Supplied material:
• • •
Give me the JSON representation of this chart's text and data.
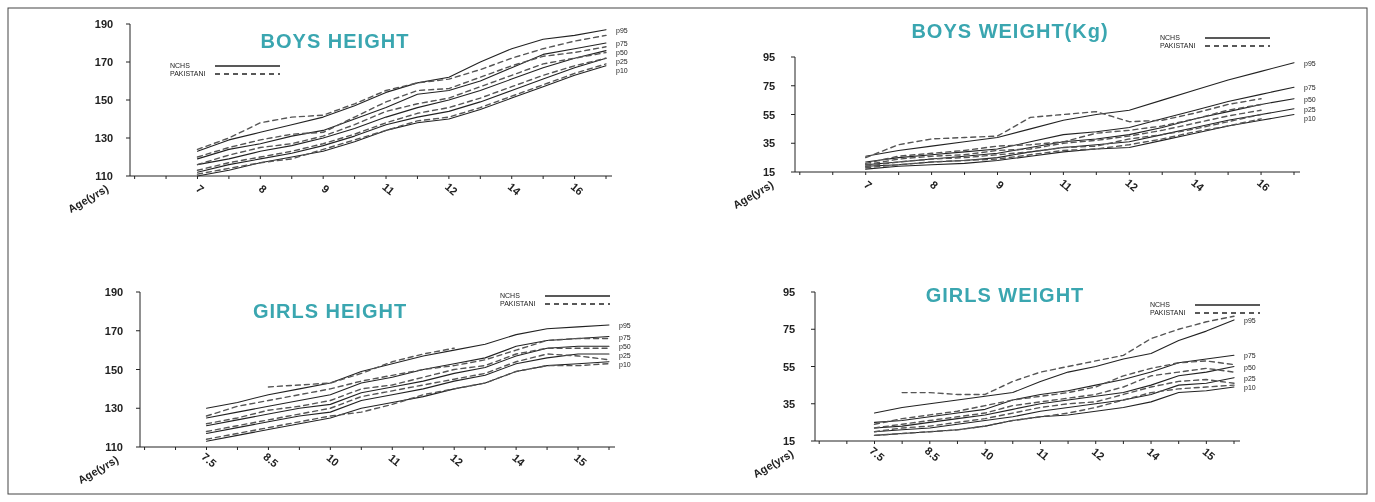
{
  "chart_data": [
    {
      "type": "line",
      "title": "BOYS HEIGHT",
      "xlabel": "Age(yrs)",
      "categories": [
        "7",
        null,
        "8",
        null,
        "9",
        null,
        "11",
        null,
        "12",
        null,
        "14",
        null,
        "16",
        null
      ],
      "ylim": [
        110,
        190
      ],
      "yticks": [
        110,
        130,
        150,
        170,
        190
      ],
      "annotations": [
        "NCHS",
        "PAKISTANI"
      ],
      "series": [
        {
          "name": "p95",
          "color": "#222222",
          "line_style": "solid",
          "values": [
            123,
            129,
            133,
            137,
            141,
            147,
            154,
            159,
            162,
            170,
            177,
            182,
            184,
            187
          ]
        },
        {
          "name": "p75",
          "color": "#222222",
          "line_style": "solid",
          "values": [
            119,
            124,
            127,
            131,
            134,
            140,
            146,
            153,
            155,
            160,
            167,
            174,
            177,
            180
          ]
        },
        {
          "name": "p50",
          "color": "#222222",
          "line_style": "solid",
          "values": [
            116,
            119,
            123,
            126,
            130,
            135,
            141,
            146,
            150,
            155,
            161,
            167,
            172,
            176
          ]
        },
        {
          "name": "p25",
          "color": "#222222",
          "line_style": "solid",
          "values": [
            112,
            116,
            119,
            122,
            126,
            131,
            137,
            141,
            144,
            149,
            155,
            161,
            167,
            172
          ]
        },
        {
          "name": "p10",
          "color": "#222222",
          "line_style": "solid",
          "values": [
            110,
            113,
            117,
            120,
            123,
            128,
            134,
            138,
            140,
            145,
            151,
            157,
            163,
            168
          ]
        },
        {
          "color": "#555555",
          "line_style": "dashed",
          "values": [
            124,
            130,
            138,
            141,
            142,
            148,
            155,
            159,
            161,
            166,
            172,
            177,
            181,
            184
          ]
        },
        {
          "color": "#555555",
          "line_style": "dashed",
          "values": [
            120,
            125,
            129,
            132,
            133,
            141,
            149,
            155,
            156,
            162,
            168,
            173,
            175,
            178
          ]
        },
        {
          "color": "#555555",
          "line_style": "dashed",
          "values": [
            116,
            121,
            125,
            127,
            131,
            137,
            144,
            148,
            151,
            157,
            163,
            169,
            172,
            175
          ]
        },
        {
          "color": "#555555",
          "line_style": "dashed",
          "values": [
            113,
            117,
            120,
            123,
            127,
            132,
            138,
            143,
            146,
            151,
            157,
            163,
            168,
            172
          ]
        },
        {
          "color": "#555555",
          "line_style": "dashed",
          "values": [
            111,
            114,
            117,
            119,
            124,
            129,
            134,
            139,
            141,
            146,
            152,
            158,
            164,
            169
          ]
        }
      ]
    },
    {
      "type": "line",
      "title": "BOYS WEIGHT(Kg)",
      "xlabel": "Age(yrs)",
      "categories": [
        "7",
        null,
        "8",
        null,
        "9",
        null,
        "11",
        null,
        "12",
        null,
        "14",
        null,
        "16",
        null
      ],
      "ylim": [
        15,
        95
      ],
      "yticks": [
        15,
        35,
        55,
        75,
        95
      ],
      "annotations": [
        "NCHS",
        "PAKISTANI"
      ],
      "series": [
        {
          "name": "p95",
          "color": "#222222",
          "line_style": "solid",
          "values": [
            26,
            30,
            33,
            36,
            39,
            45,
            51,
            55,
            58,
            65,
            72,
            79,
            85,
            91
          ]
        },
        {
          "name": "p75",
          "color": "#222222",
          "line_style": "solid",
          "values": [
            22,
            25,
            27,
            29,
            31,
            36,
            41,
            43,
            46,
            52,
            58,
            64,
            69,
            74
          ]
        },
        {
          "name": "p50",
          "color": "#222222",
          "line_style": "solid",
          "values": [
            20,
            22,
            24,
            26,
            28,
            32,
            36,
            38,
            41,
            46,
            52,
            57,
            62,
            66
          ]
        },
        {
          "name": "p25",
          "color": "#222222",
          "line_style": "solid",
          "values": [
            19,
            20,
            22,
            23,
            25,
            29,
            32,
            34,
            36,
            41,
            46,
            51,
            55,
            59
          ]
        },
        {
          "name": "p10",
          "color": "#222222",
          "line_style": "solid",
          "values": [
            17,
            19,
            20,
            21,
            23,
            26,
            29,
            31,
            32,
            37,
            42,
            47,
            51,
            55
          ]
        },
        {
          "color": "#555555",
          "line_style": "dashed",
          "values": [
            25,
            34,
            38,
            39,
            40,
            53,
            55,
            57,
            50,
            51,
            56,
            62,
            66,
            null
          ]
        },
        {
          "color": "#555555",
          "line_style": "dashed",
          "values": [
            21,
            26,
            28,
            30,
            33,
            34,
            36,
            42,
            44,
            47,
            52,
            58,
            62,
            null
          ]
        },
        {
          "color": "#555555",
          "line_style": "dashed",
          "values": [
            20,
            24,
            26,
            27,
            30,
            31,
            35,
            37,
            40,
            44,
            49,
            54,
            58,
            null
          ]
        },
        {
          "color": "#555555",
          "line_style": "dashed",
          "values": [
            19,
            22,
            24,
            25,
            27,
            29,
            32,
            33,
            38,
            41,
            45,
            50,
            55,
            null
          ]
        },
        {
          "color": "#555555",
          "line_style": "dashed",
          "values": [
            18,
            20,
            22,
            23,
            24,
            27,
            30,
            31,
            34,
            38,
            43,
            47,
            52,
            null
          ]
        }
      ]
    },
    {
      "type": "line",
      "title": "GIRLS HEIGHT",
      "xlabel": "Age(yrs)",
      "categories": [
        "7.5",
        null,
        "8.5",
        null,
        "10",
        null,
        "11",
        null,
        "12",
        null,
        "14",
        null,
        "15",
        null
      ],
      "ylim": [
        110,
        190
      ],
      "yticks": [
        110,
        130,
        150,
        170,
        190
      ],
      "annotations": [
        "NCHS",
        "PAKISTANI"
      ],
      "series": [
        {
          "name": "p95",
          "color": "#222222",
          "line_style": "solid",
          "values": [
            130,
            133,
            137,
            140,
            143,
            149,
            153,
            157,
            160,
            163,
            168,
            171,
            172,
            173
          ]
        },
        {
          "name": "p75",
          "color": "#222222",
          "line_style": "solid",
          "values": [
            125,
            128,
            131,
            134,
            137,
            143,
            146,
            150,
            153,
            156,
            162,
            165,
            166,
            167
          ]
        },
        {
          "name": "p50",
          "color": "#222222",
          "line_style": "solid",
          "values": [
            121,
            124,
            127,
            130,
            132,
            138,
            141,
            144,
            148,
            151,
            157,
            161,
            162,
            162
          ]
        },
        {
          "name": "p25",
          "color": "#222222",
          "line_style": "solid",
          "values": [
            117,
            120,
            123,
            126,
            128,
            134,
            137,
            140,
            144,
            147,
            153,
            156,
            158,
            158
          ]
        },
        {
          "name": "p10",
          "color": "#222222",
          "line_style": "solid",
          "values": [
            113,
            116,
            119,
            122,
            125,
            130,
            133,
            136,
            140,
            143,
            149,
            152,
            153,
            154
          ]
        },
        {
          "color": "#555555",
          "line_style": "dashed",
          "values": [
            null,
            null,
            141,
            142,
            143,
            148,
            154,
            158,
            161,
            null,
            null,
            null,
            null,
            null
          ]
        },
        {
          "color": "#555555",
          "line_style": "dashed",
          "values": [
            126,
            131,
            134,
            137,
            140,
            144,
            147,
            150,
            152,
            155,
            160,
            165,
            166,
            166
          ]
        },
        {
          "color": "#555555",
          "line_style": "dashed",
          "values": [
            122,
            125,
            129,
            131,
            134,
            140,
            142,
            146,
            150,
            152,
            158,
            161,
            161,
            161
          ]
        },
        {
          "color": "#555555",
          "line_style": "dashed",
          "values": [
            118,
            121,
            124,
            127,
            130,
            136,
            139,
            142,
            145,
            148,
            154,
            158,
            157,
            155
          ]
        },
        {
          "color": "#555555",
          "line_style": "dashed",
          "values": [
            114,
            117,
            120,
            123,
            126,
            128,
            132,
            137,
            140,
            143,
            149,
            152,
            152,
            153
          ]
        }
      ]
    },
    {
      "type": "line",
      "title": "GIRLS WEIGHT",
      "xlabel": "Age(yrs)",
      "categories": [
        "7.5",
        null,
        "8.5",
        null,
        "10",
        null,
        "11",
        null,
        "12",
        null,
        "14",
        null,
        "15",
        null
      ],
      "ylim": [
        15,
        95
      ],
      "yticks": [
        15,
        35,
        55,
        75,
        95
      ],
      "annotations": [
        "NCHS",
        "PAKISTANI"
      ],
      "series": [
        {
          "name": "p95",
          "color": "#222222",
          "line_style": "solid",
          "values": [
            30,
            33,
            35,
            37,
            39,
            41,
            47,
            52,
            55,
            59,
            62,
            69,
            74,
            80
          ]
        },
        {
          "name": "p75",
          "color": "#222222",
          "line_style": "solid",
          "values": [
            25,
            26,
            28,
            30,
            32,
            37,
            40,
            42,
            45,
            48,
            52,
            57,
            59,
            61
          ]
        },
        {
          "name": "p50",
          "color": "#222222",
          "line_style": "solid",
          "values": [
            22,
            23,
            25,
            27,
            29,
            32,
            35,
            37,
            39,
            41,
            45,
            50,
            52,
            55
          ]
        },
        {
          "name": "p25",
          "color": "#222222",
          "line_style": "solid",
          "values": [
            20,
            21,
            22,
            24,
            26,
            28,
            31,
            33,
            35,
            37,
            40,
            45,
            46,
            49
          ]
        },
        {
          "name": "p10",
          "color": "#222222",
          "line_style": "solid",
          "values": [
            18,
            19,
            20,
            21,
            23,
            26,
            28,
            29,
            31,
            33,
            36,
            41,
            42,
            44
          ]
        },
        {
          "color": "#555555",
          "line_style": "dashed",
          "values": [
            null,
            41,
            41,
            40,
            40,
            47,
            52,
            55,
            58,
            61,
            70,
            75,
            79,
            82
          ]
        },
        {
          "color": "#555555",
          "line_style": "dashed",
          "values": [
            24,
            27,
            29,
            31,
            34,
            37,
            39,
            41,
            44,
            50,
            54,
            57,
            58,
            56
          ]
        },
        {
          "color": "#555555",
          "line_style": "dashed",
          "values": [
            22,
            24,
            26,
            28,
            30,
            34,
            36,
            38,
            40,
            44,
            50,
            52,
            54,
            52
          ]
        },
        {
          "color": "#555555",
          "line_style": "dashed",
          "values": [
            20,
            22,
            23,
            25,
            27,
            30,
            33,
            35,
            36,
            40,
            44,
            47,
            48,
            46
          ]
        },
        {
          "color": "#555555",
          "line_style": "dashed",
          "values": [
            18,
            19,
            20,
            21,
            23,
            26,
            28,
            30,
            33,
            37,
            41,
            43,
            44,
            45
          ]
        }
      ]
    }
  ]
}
• • •
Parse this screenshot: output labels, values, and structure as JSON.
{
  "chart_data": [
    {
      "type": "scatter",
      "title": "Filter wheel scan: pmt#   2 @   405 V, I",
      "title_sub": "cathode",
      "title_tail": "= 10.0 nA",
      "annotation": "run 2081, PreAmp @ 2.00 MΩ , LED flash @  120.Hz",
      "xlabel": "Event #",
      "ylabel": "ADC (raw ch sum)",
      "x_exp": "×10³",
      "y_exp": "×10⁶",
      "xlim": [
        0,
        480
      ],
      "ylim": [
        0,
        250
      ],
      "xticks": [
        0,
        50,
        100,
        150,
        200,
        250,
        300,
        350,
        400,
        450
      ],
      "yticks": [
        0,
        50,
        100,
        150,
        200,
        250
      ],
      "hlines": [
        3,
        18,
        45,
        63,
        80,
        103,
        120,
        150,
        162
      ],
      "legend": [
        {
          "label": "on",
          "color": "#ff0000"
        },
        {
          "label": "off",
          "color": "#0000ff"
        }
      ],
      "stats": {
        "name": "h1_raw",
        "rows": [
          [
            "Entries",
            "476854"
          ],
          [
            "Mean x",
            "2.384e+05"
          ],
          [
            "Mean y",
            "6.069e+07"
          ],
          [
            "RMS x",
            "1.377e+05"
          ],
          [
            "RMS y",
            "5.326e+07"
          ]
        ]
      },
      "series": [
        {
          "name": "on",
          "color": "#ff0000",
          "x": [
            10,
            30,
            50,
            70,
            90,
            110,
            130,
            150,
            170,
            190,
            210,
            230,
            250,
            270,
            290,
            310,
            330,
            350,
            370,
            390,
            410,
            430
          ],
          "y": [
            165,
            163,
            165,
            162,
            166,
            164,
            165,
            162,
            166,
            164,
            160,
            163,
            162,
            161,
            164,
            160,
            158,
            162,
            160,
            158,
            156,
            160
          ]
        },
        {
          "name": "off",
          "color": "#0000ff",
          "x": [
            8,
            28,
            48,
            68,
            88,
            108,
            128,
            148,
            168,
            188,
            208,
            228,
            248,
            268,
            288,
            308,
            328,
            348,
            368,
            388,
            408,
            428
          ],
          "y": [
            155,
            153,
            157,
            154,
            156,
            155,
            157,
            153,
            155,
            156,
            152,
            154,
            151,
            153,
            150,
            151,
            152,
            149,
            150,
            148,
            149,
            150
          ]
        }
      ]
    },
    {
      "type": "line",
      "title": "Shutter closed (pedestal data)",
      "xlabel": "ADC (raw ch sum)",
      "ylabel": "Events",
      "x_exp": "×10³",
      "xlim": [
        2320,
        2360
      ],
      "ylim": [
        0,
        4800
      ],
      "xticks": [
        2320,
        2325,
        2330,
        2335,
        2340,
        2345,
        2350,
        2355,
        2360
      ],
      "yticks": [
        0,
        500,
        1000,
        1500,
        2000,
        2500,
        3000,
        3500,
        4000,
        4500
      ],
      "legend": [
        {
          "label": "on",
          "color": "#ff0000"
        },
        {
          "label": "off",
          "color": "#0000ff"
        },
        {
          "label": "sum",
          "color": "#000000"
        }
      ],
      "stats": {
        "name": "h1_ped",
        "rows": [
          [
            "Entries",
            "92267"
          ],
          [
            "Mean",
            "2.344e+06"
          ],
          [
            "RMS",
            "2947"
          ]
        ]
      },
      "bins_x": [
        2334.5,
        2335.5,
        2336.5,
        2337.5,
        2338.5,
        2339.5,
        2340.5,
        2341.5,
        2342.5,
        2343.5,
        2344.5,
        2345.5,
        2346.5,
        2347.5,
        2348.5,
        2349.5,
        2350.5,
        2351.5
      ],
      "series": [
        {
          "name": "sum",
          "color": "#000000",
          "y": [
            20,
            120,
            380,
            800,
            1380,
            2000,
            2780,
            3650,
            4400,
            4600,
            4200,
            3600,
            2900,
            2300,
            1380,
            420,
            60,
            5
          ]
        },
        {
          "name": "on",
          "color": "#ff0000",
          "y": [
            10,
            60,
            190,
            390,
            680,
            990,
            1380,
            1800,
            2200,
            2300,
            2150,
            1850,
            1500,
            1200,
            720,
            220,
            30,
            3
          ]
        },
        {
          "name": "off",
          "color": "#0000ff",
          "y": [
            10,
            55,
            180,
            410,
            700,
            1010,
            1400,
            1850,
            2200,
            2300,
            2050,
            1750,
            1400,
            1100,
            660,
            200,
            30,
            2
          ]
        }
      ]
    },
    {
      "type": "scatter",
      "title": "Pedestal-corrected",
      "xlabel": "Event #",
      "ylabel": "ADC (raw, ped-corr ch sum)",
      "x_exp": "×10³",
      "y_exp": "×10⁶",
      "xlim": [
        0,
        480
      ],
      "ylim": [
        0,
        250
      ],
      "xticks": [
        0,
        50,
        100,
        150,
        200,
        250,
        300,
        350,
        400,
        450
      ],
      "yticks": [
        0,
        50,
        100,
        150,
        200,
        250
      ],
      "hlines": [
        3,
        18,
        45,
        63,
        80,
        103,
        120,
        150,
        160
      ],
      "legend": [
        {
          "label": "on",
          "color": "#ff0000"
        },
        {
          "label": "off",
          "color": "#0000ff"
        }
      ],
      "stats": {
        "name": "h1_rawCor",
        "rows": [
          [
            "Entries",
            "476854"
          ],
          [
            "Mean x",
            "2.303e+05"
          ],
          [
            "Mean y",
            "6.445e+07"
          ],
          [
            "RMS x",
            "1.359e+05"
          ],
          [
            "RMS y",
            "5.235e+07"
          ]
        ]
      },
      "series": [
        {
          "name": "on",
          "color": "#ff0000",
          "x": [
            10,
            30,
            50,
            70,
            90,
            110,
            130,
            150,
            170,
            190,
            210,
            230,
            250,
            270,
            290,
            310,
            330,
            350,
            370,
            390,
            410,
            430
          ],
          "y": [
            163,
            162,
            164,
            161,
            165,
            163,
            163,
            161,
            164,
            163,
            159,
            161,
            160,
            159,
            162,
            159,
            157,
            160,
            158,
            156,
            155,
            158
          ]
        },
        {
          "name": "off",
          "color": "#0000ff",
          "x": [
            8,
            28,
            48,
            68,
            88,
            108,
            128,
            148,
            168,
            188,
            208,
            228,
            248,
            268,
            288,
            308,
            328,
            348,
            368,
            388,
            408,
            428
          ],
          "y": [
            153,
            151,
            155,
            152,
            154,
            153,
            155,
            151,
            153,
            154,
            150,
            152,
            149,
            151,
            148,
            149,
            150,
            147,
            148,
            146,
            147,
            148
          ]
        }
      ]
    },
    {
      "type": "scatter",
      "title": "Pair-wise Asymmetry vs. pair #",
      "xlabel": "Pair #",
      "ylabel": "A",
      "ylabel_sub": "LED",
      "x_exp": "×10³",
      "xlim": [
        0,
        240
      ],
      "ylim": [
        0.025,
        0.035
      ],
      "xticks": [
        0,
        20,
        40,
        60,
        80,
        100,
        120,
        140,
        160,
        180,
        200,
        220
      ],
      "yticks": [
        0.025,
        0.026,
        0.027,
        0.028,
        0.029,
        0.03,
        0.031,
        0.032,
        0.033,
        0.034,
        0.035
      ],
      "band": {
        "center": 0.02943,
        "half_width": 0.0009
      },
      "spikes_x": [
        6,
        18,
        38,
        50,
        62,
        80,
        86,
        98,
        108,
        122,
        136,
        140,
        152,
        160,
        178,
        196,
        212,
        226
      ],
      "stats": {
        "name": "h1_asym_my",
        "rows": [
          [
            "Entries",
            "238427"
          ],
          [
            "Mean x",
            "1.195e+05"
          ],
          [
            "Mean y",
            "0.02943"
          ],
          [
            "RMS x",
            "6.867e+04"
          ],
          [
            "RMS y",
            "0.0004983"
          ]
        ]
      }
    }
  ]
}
• • •
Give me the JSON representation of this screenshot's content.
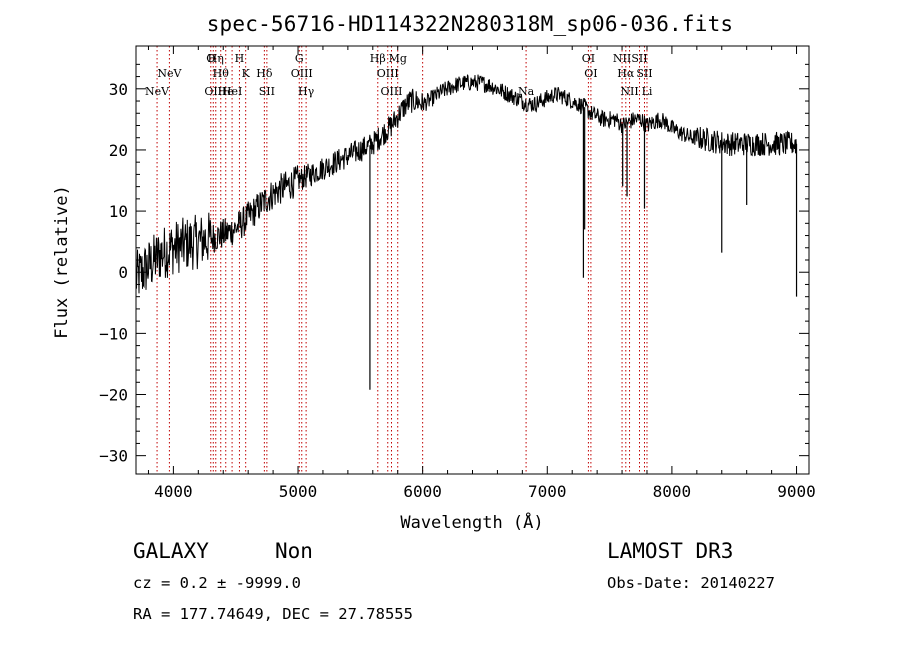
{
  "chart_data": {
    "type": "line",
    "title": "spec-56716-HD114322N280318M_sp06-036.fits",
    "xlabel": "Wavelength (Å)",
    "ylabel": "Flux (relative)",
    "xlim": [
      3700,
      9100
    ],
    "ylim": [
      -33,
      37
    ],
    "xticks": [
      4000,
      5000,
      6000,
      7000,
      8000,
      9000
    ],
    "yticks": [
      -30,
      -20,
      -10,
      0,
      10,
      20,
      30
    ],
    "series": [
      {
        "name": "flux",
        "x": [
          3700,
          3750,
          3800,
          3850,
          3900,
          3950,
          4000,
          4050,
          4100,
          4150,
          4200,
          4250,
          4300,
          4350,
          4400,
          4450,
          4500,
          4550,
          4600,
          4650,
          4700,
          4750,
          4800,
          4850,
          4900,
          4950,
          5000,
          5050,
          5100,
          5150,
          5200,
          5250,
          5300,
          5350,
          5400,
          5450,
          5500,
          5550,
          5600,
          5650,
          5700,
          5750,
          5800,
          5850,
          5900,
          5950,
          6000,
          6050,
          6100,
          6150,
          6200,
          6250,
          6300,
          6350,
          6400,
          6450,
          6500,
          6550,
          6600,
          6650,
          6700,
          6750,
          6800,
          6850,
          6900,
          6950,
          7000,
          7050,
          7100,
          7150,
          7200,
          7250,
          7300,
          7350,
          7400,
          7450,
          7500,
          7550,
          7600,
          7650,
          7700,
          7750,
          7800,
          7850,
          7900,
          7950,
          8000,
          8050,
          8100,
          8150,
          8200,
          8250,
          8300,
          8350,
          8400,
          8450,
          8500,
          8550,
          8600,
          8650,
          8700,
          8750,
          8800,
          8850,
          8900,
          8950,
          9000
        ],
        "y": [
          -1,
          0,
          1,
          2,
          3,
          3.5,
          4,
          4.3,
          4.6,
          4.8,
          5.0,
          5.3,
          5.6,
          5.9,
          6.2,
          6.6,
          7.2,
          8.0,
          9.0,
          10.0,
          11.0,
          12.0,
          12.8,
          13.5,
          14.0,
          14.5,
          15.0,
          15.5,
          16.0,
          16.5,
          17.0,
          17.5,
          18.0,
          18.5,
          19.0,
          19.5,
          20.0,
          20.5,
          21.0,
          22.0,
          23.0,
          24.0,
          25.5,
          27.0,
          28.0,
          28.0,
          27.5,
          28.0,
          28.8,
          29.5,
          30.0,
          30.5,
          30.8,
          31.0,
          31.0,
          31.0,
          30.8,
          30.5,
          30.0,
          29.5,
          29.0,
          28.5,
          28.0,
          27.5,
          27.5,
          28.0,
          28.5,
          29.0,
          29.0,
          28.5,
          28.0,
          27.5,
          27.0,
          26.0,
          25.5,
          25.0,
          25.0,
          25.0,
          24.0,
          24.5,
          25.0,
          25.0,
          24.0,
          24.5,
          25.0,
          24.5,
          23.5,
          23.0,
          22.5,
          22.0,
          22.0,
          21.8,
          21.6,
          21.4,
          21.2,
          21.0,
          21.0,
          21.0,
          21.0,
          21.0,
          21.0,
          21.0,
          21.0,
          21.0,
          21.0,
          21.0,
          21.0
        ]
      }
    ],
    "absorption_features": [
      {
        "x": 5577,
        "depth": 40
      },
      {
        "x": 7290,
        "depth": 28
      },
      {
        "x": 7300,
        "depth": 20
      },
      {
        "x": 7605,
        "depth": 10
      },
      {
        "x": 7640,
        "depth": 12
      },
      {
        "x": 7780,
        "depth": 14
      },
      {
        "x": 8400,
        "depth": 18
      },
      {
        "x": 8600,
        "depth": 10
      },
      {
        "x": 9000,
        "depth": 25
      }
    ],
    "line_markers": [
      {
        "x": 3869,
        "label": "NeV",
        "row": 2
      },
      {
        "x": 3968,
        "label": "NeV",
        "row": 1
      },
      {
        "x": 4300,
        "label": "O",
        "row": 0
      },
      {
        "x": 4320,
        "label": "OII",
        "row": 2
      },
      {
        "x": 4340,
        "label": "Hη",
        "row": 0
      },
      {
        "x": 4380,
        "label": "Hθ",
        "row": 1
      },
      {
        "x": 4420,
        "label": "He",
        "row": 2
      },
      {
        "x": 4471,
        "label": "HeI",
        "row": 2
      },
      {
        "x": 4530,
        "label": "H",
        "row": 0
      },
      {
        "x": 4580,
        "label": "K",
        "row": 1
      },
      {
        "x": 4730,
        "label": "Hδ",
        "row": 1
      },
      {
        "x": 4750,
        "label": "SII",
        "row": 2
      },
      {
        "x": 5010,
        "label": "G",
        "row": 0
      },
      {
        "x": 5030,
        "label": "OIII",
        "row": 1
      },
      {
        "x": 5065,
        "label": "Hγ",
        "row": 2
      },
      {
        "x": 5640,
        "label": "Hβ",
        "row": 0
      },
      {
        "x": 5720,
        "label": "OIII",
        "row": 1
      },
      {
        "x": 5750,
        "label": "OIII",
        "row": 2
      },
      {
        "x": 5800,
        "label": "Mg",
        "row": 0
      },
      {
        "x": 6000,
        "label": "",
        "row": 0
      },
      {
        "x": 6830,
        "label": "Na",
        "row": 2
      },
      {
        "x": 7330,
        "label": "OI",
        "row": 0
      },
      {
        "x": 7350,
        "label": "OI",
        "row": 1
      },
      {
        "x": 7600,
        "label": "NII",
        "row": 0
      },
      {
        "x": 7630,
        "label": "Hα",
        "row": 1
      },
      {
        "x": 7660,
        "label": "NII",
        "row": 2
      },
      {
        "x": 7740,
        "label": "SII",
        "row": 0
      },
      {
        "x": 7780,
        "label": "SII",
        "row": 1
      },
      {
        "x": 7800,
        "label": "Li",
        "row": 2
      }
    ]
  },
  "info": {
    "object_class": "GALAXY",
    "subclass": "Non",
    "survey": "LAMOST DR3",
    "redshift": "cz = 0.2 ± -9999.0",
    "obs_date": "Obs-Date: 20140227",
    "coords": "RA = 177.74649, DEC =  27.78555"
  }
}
• • •
The problem:
Check all the records above and select each line where the string "screenshot" is found.

Result of the exercise:
Parse this screenshot: output labels, values, and structure as JSON.
Give me the JSON representation of this screenshot's content.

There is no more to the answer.